Dataset entries —
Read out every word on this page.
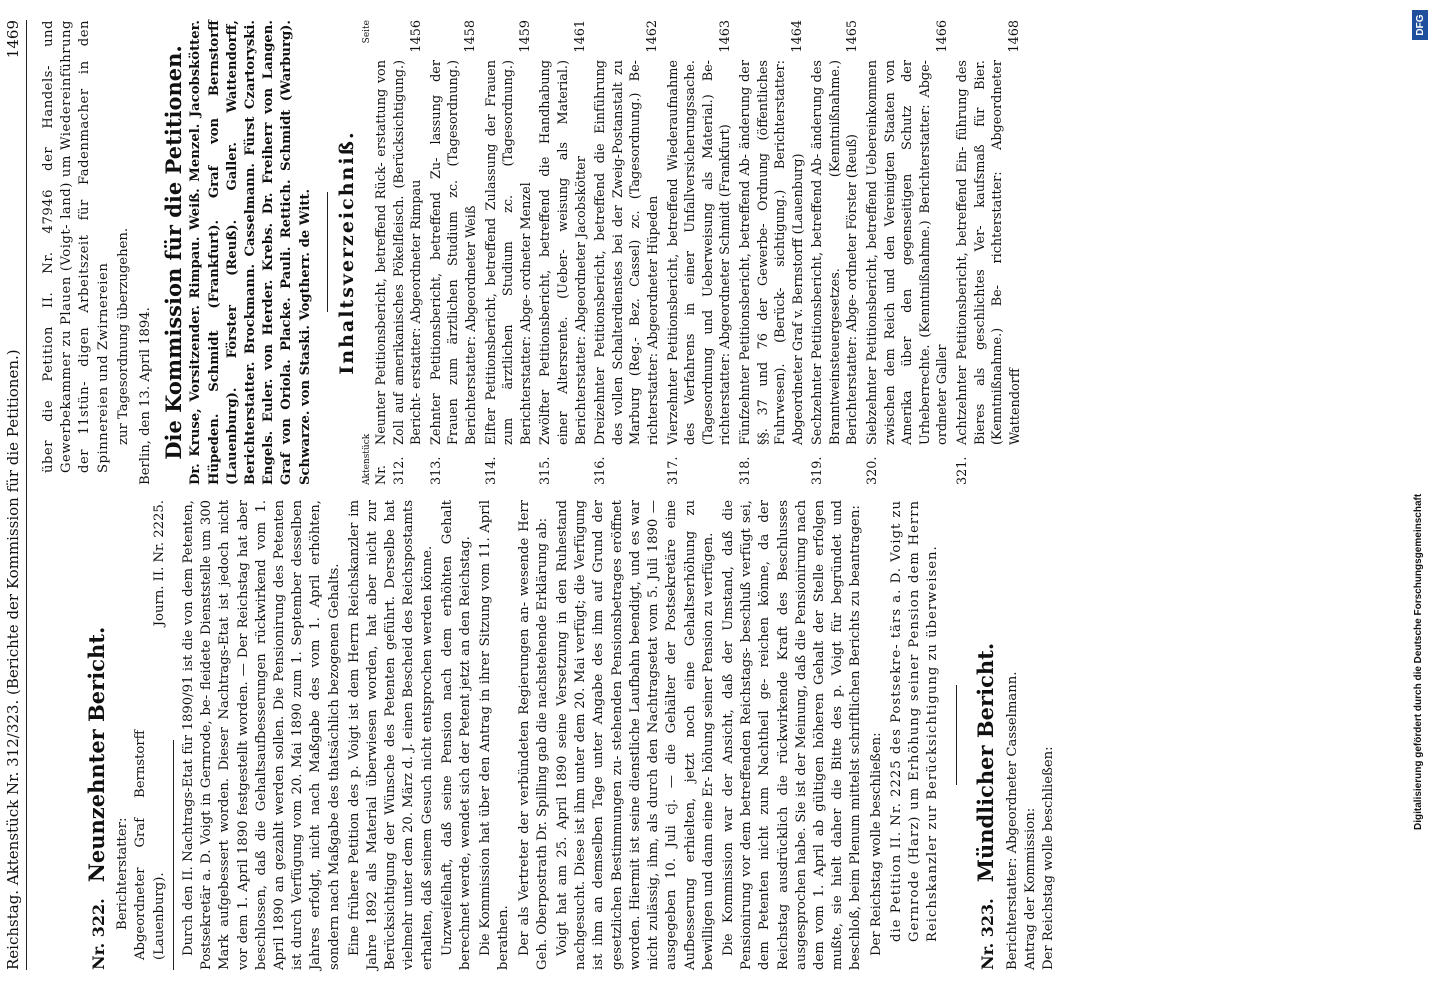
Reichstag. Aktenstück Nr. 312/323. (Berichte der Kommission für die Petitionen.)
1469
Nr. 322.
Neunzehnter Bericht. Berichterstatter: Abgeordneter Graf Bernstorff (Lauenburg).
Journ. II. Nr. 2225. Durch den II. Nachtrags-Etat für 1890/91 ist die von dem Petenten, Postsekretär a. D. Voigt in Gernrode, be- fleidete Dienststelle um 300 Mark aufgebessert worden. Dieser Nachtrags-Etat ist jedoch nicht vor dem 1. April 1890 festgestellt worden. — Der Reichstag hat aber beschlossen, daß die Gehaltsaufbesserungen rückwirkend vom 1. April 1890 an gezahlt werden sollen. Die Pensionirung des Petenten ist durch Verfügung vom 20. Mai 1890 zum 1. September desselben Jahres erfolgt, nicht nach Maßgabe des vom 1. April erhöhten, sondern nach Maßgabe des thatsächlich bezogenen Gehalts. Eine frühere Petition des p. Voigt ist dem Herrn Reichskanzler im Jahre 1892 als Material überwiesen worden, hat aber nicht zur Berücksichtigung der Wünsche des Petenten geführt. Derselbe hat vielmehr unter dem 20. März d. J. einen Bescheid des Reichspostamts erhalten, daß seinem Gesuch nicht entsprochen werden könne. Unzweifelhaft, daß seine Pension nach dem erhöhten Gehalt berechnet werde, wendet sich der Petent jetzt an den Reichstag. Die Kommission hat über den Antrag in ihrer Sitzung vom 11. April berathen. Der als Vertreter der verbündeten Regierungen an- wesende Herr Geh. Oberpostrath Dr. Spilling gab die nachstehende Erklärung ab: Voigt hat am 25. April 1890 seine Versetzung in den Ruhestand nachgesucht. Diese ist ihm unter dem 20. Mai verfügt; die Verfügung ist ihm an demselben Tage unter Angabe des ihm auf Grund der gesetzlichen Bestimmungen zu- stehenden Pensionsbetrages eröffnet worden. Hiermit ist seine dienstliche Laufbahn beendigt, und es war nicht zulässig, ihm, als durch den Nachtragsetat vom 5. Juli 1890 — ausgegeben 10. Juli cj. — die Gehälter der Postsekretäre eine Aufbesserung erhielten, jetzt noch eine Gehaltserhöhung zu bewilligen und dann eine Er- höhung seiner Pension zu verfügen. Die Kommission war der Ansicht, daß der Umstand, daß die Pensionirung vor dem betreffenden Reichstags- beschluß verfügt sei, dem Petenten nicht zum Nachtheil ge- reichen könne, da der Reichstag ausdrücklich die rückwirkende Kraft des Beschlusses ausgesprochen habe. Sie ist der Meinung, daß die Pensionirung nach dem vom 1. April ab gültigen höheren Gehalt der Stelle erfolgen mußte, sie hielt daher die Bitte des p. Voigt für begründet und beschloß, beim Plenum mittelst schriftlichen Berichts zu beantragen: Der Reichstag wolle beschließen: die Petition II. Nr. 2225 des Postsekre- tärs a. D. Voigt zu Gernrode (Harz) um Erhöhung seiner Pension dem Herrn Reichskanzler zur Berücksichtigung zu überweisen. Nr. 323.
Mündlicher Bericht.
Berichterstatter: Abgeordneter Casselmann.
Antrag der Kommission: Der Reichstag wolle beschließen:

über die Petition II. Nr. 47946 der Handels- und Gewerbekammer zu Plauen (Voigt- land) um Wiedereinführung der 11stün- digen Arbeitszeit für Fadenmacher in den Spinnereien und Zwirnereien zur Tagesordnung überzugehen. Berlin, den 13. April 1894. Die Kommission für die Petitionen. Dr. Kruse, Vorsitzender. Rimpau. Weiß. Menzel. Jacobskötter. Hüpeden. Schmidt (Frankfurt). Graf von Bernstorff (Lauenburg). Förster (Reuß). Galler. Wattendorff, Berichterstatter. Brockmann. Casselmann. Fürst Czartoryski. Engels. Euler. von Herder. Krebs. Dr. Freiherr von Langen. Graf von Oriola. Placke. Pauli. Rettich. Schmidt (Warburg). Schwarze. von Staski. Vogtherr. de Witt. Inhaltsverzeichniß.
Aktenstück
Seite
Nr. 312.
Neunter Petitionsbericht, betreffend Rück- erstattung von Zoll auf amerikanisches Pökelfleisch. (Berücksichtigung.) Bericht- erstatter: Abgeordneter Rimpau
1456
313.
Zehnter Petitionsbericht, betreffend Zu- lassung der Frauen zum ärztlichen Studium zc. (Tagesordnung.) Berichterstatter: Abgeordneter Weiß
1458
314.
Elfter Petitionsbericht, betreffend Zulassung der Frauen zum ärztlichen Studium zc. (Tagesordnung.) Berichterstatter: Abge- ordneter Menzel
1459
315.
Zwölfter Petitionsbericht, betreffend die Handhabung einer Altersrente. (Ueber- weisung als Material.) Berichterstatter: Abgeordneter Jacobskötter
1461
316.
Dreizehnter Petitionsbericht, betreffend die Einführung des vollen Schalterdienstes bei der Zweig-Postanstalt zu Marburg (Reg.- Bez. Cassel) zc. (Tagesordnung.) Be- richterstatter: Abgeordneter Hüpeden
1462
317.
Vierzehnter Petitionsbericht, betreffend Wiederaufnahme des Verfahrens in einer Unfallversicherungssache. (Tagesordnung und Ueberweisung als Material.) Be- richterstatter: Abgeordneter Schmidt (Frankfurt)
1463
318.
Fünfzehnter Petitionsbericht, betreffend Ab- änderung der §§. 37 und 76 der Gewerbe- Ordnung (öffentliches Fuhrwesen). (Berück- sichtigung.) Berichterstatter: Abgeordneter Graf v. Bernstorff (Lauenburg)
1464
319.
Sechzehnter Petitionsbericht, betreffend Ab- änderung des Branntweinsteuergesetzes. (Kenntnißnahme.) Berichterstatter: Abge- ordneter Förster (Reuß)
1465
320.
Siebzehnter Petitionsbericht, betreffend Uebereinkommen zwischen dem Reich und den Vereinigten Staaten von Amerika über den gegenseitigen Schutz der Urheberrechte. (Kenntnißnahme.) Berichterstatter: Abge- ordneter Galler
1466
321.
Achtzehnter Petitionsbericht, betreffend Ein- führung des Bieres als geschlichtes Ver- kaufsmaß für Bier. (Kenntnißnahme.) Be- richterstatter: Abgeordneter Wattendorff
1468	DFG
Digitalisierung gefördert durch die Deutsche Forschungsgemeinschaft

PROMPT —
Exclude the pictures. Write out the remaining data exactly.

TASK SOLUTION —
Read out every word on this page.
Reichstag. Aktenstück Nr. 312/323. (Berichte der Kommission für die Petitionen.)
1469
Nr. 322.
Neunzehnter Bericht. Berichterstatter: Abgeordneter Graf Bernstorff (Lauenburg).
Journ. II. Nr. 2225. Durch den II. Nachtrags-Etat für 1890/91 ist die von dem Petenten, Postsekretär a. D. Voigt in Gernrode, be- fleidete Dienststelle um 300 Mark aufgebessert worden. Dieser Nachtrags-Etat ist jedoch nicht vor dem 1. April 1890 festgestellt worden. — Der Reichstag hat aber beschlossen, daß die Gehaltsaufbesserungen rückwirkend vom 1. April 1890 an gezahlt werden sollen. Die Pensionirung des Petenten ist durch Verfügung vom 20. Mai 1890 zum 1. September desselben Jahres erfolgt, nicht nach Maßgabe des vom 1. April erhöhten, sondern nach Maßgabe des thatsächlich bezogenen Gehalts. Eine frühere Petition des p. Voigt ist dem Herrn Reichskanzler im Jahre 1892 als Material überwiesen worden, hat aber nicht zur Berücksichtigung der Wünsche des Petenten geführt. Derselbe hat vielmehr unter dem 20. März d. J. einen Bescheid des Reichspostamts erhalten, daß seinem Gesuch nicht entsprochen werden könne. Unzweifelhaft, daß seine Pension nach dem erhöhten Gehalt berechnet werde, wendet sich der Petent jetzt an den Reichstag. Die Kommission hat über den Antrag in ihrer Sitzung vom 11. April berathen. Der als Vertreter der verbündeten Regierungen an- wesende Herr Geh. Oberpostrath Dr. Spilling gab die nachstehende Erklärung ab: Voigt hat am 25. April 1890 seine Versetzung in den Ruhestand nachgesucht. Diese ist ihm unter dem 20. Mai verfügt; die Verfügung ist ihm an demselben Tage unter Angabe des ihm auf Grund der gesetzlichen Bestimmungen zu- stehenden Pensionsbetrages eröffnet worden. Hiermit ist seine dienstliche Laufbahn beendigt, und es war nicht zulässig, ihm, als durch den Nachtragsetat vom 5. Juli 1890 — ausgegeben 10. Juli cj. — die Gehälter der Postsekretäre eine Aufbesserung erhielten, jetzt noch eine Gehaltserhöhung zu bewilligen und dann eine Er- höhung seiner Pension zu verfügen. Die Kommission war der Ansicht, daß der Umstand, daß die Pensionirung vor dem betreffenden Reichstags- beschluß verfügt sei, dem Petenten nicht zum Nachtheil ge- reichen könne, da der Reichstag ausdrücklich die rückwirkende Kraft des Beschlusses ausgesprochen habe. Sie ist der Meinung, daß die Pensionirung nach dem vom 1. April ab gültigen höheren Gehalt der Stelle erfolgen mußte, sie hielt daher die Bitte des p. Voigt für begründet und beschloß, beim Plenum mittelst schriftlichen Berichts zu beantragen: Der Reichstag wolle beschließen: die Petition II. Nr. 2225 des Postsekre- tärs a. D. Voigt zu Gernrode (Harz) um Erhöhung seiner Pension dem Herrn Reichskanzler zur Berücksichtigung zu überweisen. Nr. 323.
Mündlicher Bericht.
Berichterstatter: Abgeordneter Casselmann.
Antrag der Kommission: Der Reichstag wolle beschließen:

über die Petition II. Nr. 47946 der Handels- und Gewerbekammer zu Plauen (Voigt- land) um Wiedereinführung der 11stün- digen Arbeitszeit für Fadenmacher in den Spinnereien und Zwirnereien zur Tagesordnung überzugehen. Berlin, den 13. April 1894. Die Kommission für die Petitionen. Dr. Kruse, Vorsitzender. Rimpau. Weiß. Menzel. Jacobskötter. Hüpeden. Schmidt (Frankfurt). Graf von Bernstorff (Lauenburg). Förster (Reuß). Galler. Wattendorff, Berichterstatter. Brockmann. Casselmann. Fürst Czartoryski. Engels. Euler. von Herder. Krebs. Dr. Freiherr von Langen. Graf von Oriola. Placke. Pauli. Rettich. Schmidt (Warburg). Schwarze. von Staski. Vogtherr. de Witt. Inhaltsverzeichniß.
Aktenstück
Seite
Nr. 312.
Neunter Petitionsbericht, betreffend Rück- erstattung von Zoll auf amerikanisches Pökelfleisch. (Berücksichtigung.) Bericht- erstatter: Abgeordneter Rimpau
1456
313.
Zehnter Petitionsbericht, betreffend Zu- lassung der Frauen zum ärztlichen Studium zc. (Tagesordnung.) Berichterstatter: Abgeordneter Weiß
1458
314.
Elfter Petitionsbericht, betreffend Zulassung der Frauen zum ärztlichen Studium zc. (Tagesordnung.) Berichterstatter: Abge- ordneter Menzel
1459
315.
Zwölfter Petitionsbericht, betreffend die Handhabung einer Altersrente. (Ueber- weisung als Material.) Berichterstatter: Abgeordneter Jacobskötter
1461
316.
Dreizehnter Petitionsbericht, betreffend die Einführung des vollen Schalterdienstes bei der Zweig-Postanstalt zu Marburg (Reg.- Bez. Cassel) zc. (Tagesordnung.) Be- richterstatter: Abgeordneter Hüpeden
1462
317.
Vierzehnter Petitionsbericht, betreffend Wiederaufnahme des Verfahrens in einer Unfallversicherungssache. (Tagesordnung und Ueberweisung als Material.) Be- richterstatter: Abgeordneter Schmidt (Frankfurt)
1463
318.
Fünfzehnter Petitionsbericht, betreffend Ab- änderung der §§. 37 und 76 der Gewerbe- Ordnung (öffentliches Fuhrwesen). (Berück- sichtigung.) Berichterstatter: Abgeordneter Graf v. Bernstorff (Lauenburg)
1464
319.
Sechzehnter Petitionsbericht, betreffend Ab- änderung des Branntweinsteuergesetzes. (Kenntnißnahme.) Berichterstatter: Abge- ordneter Förster (Reuß)
1465
320.
Siebzehnter Petitionsbericht, betreffend Uebereinkommen zwischen dem Reich und den Vereinigten Staaten von Amerika über den gegenseitigen Schutz der Urheberrechte. (Kenntnißnahme.) Berichterstatter: Abge- ordneter Galler
1466
321.
Achtzehnter Petitionsbericht, betreffend Ein- führung des Bieres als geschlichtes Ver- kaufsmaß für Bier. (Kenntnißnahme.) Be- richterstatter: Abgeordneter Wattendorff
1468	DFG
Digitalisierung gefördert durch die Deutsche Forschungsgemeinschaft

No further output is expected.